* Begin Data supplied *

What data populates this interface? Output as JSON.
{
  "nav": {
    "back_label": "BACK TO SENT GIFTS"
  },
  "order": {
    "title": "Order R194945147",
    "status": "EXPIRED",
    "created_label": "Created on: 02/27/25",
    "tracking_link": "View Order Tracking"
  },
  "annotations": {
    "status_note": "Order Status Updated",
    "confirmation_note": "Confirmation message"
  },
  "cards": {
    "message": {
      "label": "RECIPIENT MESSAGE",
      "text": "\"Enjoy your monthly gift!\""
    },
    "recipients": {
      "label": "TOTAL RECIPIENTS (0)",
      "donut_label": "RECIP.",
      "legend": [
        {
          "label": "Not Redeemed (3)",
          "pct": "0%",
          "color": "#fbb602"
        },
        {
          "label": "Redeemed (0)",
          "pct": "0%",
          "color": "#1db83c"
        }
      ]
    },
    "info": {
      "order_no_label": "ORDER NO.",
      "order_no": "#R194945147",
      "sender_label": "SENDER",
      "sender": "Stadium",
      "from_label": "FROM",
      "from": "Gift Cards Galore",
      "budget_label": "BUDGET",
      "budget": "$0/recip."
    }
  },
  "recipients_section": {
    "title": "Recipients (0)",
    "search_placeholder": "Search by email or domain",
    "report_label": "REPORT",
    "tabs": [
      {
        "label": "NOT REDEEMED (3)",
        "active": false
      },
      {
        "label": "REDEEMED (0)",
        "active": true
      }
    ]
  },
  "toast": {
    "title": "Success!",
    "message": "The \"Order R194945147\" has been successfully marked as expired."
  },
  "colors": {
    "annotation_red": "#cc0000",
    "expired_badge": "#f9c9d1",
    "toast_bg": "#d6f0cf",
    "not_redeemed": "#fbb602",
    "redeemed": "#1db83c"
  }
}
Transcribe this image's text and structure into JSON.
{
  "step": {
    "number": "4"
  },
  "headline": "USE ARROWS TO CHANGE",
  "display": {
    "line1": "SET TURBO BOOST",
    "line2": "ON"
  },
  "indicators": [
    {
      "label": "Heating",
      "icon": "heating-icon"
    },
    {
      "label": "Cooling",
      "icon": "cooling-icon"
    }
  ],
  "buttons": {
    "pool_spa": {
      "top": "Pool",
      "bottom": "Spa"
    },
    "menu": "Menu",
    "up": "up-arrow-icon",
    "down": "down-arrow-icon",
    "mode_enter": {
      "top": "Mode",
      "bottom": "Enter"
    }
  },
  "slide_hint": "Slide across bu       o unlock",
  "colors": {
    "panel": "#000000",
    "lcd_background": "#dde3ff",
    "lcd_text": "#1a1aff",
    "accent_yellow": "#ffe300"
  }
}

* End Data supplied *

## Written problem
Locate the line that contains "Transcribe this image's". Repeat it and every line after it, up to and including the final line, exactly.

## Full solution
Transcribe this image's text and structure into JSON.
{
  "step": {
    "number": "4"
  },
  "headline": "USE ARROWS TO CHANGE",
  "display": {
    "line1": "SET TURBO BOOST",
    "line2": "ON"
  },
  "indicators": [
    {
      "label": "Heating",
      "icon": "heating-icon"
    },
    {
      "label": "Cooling",
      "icon": "cooling-icon"
    }
  ],
  "buttons": {
    "pool_spa": {
      "top": "Pool",
      "bottom": "Spa"
    },
    "menu": "Menu",
    "up": "up-arrow-icon",
    "down": "down-arrow-icon",
    "mode_enter": {
      "top": "Mode",
      "bottom": "Enter"
    }
  },
  "slide_hint": "Slide across bu       o unlock",
  "colors": {
    "panel": "#000000",
    "lcd_background": "#dde3ff",
    "lcd_text": "#1a1aff",
    "accent_yellow": "#ffe300"
  }
}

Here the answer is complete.